• Information given:
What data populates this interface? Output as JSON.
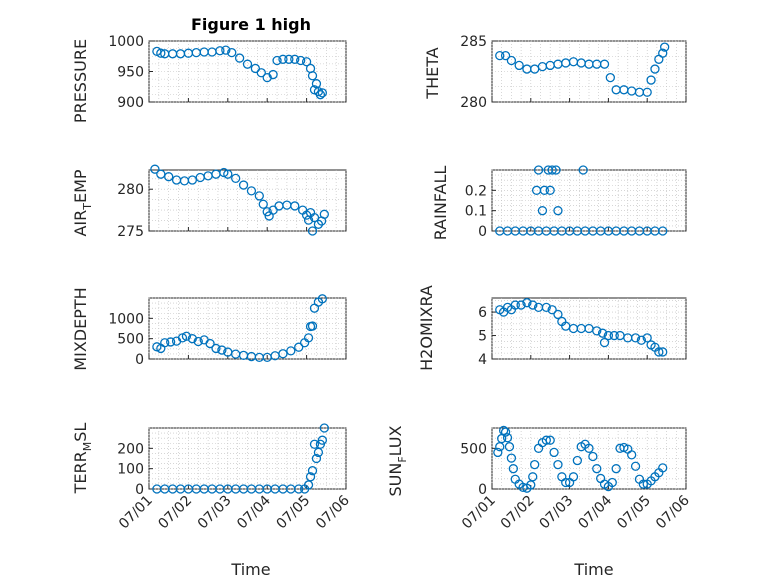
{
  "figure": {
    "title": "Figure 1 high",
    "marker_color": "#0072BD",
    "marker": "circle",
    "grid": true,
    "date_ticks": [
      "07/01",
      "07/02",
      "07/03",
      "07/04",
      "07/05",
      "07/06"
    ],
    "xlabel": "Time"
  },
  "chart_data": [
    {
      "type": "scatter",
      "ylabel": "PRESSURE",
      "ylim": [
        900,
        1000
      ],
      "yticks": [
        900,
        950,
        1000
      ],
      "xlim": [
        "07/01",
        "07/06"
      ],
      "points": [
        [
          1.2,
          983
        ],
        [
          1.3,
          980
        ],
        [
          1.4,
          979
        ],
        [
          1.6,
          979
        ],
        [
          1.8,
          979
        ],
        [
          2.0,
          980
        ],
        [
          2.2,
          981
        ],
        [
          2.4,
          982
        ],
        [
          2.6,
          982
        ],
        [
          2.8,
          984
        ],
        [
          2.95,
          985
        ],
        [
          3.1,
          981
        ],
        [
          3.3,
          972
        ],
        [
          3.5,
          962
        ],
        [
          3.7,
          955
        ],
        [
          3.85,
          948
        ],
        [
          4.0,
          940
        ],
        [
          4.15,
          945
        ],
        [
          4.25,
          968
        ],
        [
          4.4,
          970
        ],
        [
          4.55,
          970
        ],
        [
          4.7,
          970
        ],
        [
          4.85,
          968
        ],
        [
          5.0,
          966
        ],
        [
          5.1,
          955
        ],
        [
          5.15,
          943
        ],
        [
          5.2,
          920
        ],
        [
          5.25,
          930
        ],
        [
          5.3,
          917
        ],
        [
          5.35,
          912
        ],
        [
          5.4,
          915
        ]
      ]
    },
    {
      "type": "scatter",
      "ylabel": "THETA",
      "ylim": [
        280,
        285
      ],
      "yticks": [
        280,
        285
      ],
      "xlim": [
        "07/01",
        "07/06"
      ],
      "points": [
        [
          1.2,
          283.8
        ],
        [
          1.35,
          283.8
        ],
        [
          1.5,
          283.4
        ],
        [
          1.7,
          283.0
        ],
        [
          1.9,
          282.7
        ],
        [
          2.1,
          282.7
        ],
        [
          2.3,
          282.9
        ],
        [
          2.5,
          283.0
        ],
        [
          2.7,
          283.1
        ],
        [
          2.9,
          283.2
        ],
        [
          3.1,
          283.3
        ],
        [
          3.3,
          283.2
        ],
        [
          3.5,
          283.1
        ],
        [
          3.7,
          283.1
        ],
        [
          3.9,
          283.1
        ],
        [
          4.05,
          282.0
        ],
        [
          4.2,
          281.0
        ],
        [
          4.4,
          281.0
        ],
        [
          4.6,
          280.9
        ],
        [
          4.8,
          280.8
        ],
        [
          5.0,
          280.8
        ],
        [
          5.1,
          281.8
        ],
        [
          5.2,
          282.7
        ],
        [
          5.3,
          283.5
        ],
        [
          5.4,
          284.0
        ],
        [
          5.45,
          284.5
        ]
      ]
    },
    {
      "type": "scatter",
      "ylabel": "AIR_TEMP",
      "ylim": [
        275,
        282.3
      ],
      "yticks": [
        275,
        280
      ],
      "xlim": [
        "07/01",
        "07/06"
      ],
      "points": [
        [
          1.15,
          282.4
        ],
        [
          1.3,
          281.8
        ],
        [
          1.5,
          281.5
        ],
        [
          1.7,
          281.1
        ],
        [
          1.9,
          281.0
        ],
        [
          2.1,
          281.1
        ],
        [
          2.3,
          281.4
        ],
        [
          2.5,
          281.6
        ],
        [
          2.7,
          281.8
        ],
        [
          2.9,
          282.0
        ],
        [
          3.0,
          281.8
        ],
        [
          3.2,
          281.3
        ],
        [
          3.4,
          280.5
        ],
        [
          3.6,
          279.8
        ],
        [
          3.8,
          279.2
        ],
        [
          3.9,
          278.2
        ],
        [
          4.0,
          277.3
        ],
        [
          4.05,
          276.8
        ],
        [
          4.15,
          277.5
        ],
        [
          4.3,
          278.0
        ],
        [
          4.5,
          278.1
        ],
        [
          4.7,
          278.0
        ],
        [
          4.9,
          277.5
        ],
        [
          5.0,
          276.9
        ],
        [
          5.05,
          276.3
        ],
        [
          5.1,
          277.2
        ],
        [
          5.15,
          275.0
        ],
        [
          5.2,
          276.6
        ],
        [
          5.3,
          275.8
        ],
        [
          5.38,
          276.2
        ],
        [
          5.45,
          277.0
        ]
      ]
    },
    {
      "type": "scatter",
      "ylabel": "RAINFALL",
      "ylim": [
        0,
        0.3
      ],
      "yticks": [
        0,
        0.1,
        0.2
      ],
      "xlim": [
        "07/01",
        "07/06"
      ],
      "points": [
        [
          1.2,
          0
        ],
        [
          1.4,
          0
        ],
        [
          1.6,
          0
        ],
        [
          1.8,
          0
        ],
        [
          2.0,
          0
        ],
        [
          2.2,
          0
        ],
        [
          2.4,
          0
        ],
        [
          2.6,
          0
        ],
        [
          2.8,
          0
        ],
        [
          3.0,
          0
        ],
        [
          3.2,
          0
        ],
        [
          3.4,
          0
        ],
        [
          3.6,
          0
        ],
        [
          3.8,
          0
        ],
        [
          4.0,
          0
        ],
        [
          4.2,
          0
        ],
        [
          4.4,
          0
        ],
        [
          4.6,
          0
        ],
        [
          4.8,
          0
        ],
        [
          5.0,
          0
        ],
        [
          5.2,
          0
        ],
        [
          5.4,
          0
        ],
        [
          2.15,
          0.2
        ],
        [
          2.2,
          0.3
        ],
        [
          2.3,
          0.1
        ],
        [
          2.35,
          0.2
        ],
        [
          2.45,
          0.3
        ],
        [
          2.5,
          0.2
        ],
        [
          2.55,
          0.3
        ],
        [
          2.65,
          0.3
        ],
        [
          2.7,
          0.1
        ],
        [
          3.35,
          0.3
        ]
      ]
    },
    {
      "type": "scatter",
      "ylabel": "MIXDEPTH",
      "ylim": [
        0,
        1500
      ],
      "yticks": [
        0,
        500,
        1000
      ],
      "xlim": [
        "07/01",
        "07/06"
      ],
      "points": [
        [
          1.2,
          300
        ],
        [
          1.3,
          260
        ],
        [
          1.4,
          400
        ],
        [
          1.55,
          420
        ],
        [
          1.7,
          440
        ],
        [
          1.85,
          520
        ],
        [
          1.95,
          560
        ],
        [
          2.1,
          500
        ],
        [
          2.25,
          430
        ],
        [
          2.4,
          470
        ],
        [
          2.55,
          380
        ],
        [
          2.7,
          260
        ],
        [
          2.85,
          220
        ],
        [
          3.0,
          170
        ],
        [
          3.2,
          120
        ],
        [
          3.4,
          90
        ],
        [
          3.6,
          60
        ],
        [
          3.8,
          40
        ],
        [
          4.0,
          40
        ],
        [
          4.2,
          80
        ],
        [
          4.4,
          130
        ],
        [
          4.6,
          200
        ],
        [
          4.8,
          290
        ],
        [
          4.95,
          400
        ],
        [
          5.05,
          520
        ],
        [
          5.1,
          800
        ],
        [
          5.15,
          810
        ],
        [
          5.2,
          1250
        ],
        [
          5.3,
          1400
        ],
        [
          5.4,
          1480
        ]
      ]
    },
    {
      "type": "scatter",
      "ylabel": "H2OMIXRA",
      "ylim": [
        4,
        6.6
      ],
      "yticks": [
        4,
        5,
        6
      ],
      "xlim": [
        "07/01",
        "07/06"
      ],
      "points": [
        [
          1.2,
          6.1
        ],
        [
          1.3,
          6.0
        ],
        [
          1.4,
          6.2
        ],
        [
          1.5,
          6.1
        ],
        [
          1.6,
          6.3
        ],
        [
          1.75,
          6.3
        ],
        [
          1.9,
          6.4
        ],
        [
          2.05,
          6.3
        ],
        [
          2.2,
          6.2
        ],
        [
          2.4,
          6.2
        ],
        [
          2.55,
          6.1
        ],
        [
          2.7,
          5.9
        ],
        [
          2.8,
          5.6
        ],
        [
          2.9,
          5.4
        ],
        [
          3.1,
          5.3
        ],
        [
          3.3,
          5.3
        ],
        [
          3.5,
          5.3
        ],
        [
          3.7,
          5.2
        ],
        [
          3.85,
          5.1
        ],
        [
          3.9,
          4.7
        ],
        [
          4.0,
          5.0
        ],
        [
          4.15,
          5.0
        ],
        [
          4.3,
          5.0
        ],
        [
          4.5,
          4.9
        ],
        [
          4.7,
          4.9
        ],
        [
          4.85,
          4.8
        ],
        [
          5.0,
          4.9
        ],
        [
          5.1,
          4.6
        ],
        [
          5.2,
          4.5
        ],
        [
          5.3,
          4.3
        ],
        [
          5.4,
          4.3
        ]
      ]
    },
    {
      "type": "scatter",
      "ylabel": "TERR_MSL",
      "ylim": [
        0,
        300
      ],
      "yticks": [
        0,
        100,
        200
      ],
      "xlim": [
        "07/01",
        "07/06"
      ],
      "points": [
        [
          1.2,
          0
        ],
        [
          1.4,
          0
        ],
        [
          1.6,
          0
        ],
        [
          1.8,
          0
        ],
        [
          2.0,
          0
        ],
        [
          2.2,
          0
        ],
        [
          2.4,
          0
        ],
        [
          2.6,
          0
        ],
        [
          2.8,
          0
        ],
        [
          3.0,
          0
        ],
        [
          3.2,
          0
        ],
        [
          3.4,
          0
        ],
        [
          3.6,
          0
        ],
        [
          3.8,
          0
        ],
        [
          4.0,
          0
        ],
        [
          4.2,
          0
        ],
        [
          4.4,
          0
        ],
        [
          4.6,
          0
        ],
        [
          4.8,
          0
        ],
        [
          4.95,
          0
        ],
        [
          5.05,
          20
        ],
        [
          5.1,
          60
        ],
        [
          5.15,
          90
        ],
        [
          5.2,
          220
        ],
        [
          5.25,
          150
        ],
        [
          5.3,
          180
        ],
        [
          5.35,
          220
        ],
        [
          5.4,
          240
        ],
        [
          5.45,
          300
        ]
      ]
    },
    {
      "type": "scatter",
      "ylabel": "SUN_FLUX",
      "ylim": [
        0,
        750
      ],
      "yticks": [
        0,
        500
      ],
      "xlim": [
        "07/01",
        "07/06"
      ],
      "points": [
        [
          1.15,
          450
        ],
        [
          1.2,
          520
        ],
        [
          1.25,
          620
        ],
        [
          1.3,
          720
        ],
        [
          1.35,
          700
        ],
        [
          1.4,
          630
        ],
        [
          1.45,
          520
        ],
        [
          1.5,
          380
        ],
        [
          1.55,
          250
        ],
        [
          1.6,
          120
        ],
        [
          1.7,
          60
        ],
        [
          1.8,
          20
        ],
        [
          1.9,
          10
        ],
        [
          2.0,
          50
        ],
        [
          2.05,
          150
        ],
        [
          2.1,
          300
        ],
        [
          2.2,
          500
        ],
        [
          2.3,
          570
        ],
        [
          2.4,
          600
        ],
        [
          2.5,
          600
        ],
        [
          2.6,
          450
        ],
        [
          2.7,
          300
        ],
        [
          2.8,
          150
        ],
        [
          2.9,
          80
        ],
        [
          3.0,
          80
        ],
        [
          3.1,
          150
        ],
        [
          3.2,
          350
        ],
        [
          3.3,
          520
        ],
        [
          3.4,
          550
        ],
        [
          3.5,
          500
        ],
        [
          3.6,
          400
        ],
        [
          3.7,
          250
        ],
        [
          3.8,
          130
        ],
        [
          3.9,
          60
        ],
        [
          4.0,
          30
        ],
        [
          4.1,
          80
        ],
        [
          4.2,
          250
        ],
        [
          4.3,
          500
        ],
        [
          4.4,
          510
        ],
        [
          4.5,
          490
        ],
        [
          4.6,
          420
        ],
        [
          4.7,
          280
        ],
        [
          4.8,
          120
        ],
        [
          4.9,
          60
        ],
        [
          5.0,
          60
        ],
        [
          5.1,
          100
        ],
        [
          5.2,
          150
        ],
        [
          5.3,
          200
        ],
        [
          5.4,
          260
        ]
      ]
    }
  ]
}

• Objective: Gather all lines from the listing above in which "ylabel" occurs.

• Task result:
      "ylabel": "PRESSURE",
      "ylabel": "THETA",
      "ylabel": "AIR_TEMP",
      "ylabel": "RAINFALL",
      "ylabel": "MIXDEPTH",
      "ylabel": "H2OMIXRA",
      "ylabel": "TERR_MSL",
      "ylabel": "SUN_FLUX",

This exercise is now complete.